**Exercise description:** Locate every line in the records below that holds the word "JSON" and return each one.

**Records to process:**
□ □ □ □ □ □ □
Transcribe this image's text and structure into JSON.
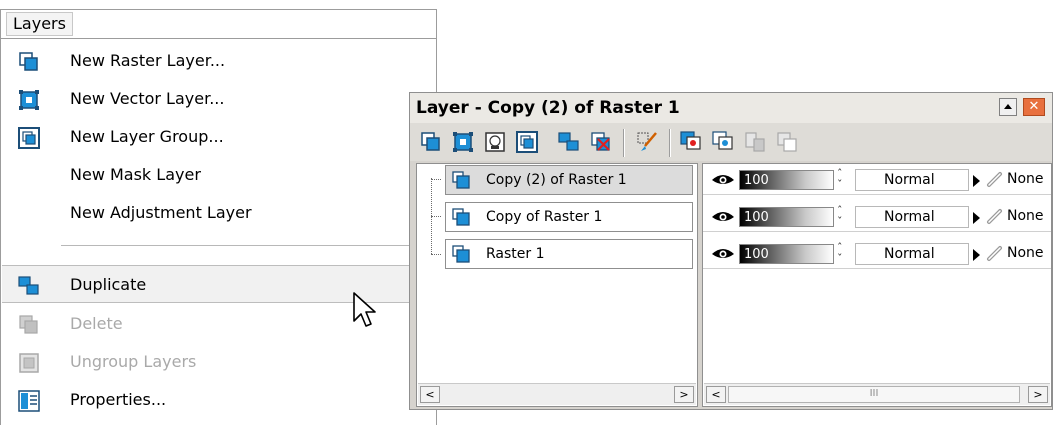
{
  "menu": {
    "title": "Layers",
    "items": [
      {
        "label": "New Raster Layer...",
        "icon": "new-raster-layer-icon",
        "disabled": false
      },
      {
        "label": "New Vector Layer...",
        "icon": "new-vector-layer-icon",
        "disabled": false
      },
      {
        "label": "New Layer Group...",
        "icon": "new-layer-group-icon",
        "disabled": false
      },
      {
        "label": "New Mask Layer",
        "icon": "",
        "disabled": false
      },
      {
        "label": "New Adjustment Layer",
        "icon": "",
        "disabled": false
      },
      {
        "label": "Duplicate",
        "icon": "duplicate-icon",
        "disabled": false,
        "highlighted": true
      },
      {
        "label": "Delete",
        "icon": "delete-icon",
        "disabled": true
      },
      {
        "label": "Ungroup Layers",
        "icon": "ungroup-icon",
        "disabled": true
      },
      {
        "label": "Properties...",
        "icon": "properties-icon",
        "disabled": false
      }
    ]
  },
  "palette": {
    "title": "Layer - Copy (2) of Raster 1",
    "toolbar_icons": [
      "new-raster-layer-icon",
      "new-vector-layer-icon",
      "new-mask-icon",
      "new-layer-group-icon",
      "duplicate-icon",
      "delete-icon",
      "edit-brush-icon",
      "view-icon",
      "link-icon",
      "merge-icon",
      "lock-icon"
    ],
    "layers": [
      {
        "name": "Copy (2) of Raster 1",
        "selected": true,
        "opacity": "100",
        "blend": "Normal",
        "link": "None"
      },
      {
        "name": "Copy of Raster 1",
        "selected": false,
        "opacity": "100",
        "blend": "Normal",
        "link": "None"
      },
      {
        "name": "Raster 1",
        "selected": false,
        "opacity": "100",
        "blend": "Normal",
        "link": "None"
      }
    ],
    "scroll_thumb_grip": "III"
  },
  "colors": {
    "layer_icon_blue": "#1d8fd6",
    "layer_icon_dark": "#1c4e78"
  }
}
□ □ □ □ □ □ □
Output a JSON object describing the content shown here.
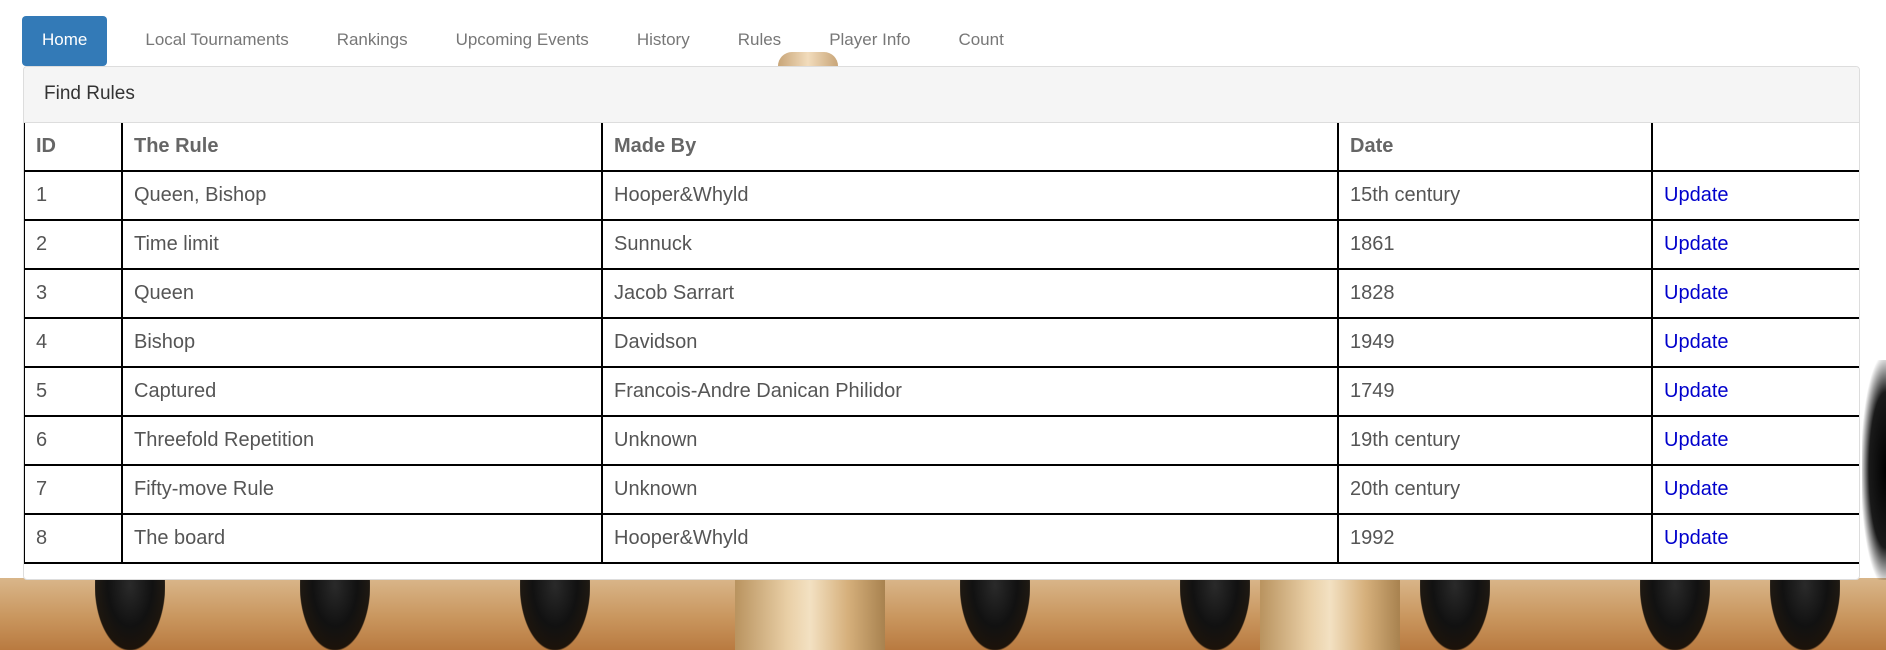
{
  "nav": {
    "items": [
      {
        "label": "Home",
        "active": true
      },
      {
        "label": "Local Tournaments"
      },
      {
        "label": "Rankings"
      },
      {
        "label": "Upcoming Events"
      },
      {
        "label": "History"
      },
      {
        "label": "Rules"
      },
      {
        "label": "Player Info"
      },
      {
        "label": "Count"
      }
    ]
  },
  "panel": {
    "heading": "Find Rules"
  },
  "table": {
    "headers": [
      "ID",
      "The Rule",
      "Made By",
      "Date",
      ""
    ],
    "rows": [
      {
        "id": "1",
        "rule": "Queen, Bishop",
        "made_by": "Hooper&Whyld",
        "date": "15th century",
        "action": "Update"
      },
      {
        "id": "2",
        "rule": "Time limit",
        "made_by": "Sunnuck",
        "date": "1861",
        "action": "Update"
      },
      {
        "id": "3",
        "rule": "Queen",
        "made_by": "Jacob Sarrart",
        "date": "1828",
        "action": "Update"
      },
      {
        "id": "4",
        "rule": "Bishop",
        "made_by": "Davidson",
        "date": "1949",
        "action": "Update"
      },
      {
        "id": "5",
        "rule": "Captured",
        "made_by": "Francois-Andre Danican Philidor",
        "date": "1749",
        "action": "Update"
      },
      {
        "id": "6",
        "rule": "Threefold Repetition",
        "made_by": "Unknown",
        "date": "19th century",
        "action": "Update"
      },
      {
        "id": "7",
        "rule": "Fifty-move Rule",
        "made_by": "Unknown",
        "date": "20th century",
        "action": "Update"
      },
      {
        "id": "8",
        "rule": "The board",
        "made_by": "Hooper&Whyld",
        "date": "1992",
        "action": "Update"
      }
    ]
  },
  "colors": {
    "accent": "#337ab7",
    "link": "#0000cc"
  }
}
□ □ □ □ □ □ □
**Response:**
Transcribe this image's text and structure into JSON.
Output a JSON object describing the content shown here.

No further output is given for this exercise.